Copy every entry exactly as given, minus the images.
──────── Dataset rows
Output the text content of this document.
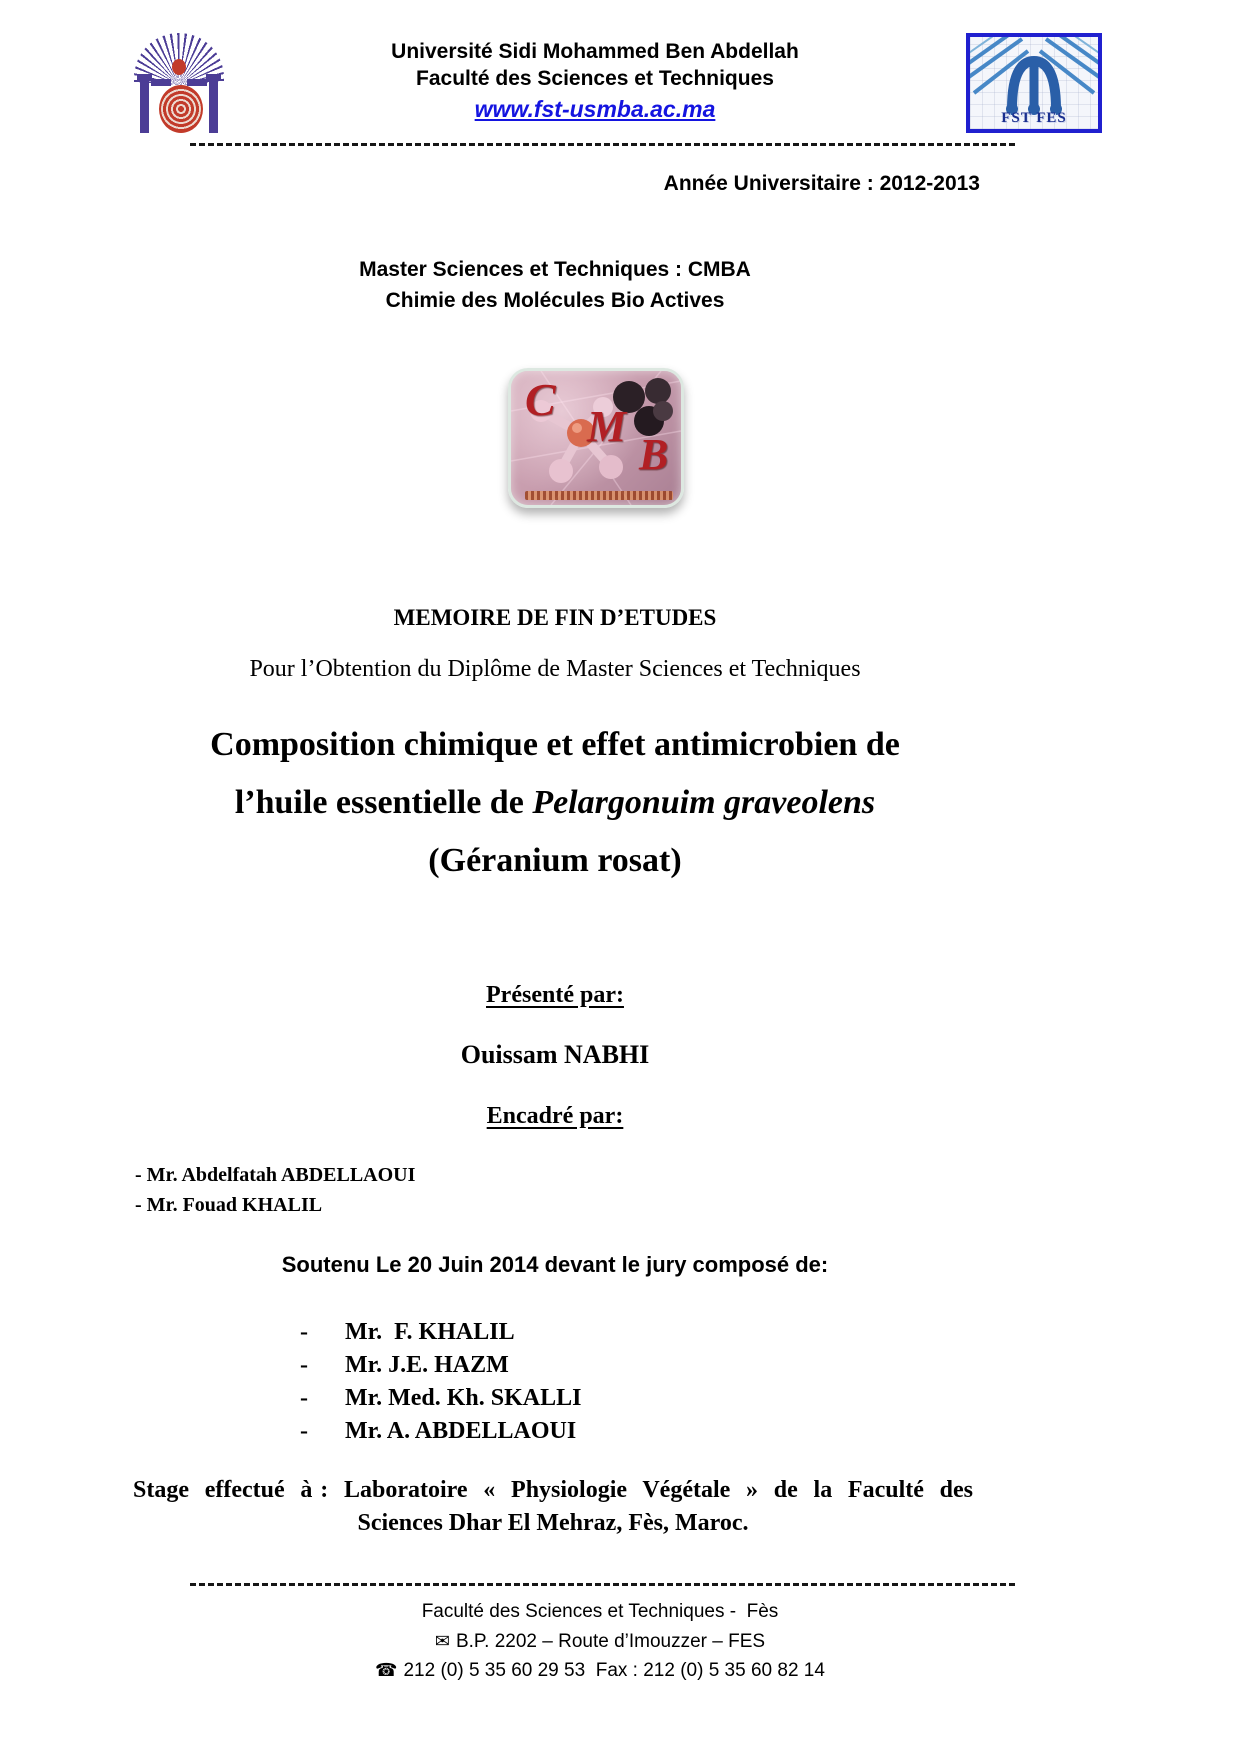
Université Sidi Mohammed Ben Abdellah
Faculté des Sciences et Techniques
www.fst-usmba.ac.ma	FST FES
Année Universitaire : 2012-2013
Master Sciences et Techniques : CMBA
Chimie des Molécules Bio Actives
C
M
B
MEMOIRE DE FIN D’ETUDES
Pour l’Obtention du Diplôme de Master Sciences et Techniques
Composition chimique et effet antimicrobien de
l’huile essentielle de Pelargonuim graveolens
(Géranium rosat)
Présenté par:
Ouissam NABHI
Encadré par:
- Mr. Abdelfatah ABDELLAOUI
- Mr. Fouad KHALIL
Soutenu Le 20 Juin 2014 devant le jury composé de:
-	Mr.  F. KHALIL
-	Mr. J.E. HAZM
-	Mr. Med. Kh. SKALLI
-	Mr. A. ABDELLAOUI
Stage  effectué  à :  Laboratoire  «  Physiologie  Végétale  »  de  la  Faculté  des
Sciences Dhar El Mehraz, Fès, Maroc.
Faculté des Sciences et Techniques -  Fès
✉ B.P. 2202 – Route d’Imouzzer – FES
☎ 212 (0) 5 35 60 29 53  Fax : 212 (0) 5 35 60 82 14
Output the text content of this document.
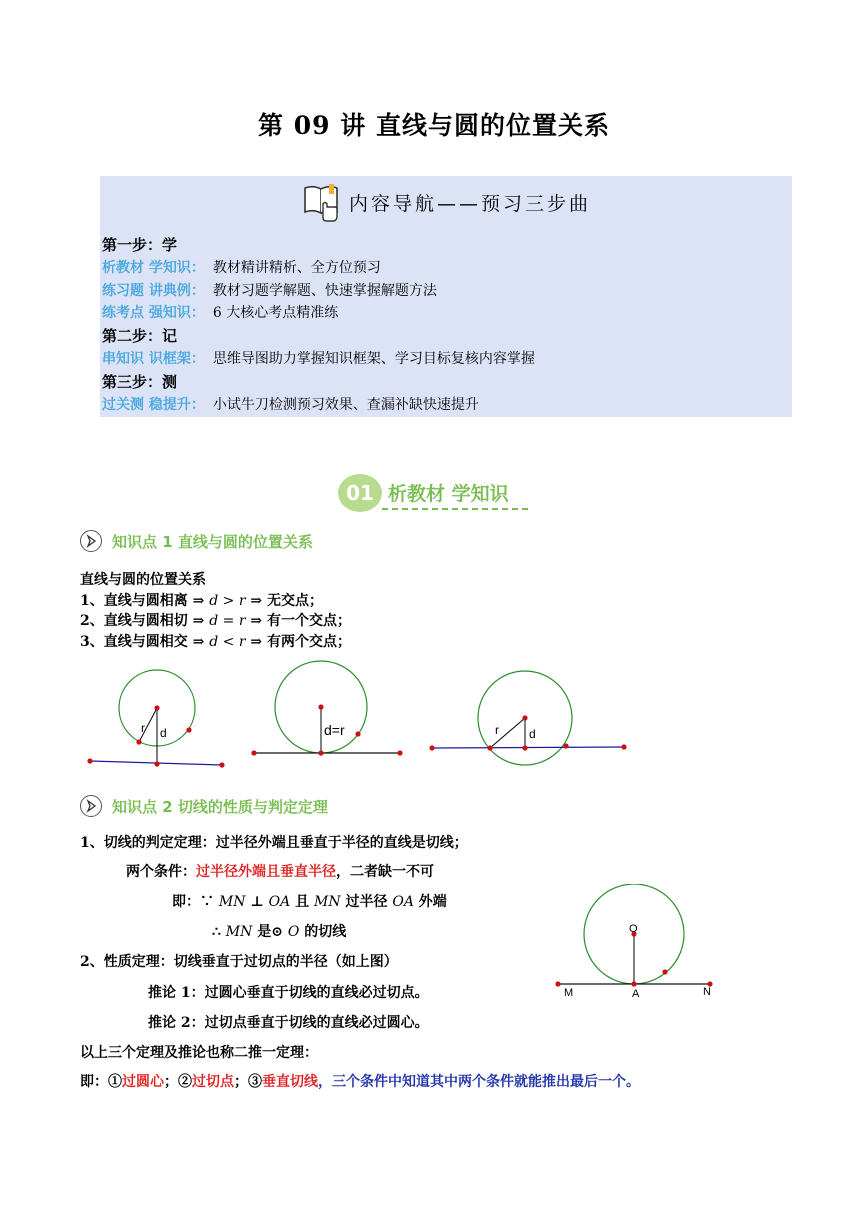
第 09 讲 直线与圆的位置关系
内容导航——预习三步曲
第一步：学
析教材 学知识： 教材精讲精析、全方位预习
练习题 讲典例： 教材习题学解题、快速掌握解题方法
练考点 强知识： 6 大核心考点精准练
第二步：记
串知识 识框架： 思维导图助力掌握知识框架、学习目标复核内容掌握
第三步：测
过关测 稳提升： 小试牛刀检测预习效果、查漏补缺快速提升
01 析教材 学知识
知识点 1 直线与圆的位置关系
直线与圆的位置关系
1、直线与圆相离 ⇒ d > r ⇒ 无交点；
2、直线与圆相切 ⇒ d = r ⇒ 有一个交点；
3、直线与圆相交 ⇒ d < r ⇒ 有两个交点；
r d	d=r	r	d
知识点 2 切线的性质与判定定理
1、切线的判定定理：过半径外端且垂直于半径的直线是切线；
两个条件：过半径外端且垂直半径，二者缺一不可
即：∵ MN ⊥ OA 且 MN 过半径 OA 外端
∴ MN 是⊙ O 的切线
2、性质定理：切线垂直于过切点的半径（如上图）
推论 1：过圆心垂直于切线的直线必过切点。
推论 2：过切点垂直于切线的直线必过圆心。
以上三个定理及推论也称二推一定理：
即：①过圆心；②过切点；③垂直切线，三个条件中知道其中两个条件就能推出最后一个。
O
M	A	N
────────────────
> [Exercise output]:
Output the text content of this document.
Université Sidi Mohammed Ben Abdellah
Faculté des Sciences et Techniques
www.fst-usmba.ac.ma	FST FES
Année Universitaire : 2012-2013
Master Sciences et Techniques : CMBA
Chimie des Molécules Bio Actives
C
M
B
MEMOIRE DE FIN D’ETUDES
Pour l’Obtention du Diplôme de Master Sciences et Techniques
Composition chimique et effet antimicrobien de
l’huile essentielle de Pelargonuim graveolens
(Géranium rosat)
Présenté par:
Ouissam NABHI
Encadré par:
- Mr. Abdelfatah ABDELLAOUI
- Mr. Fouad KHALIL
Soutenu Le 20 Juin 2014 devant le jury composé de:
-	Mr.  F. KHALIL
-	Mr. J.E. HAZM
-	Mr. Med. Kh. SKALLI
-	Mr. A. ABDELLAOUI
Stage  effectué  à :  Laboratoire  «  Physiologie  Végétale  »  de  la  Faculté  des
Sciences Dhar El Mehraz, Fès, Maroc.
Faculté des Sciences et Techniques -  Fès
✉ B.P. 2202 – Route d’Imouzzer – FES
☎ 212 (0) 5 35 60 29 53  Fax : 212 (0) 5 35 60 82 14
Output the text content of this document.
第 09 讲 直线与圆的位置关系
内容导航——预习三步曲
第一步：学
析教材 学知识： 教材精讲精析、全方位预习
练习题 讲典例： 教材习题学解题、快速掌握解题方法
练考点 强知识： 6 大核心考点精准练
第二步：记
串知识 识框架： 思维导图助力掌握知识框架、学习目标复核内容掌握
第三步：测
过关测 稳提升： 小试牛刀检测预习效果、查漏补缺快速提升
01 析教材 学知识
知识点 1 直线与圆的位置关系
直线与圆的位置关系
1、直线与圆相离 ⇒ d > r ⇒ 无交点；
2、直线与圆相切 ⇒ d = r ⇒ 有一个交点；
3、直线与圆相交 ⇒ d < r ⇒ 有两个交点；
r d	d=r	r	d
知识点 2 切线的性质与判定定理
1、切线的判定定理：过半径外端且垂直于半径的直线是切线；
两个条件：过半径外端且垂直半径，二者缺一不可
即：∵ MN ⊥ OA 且 MN 过半径 OA 外端
∴ MN 是⊙ O 的切线
2、性质定理：切线垂直于过切点的半径（如上图）
推论 1：过圆心垂直于切线的直线必过切点。
推论 2：过切点垂直于切线的直线必过圆心。
以上三个定理及推论也称二推一定理：
即：①过圆心；②过切点；③垂直切线，三个条件中知道其中两个条件就能推出最后一个。
O
M	A	N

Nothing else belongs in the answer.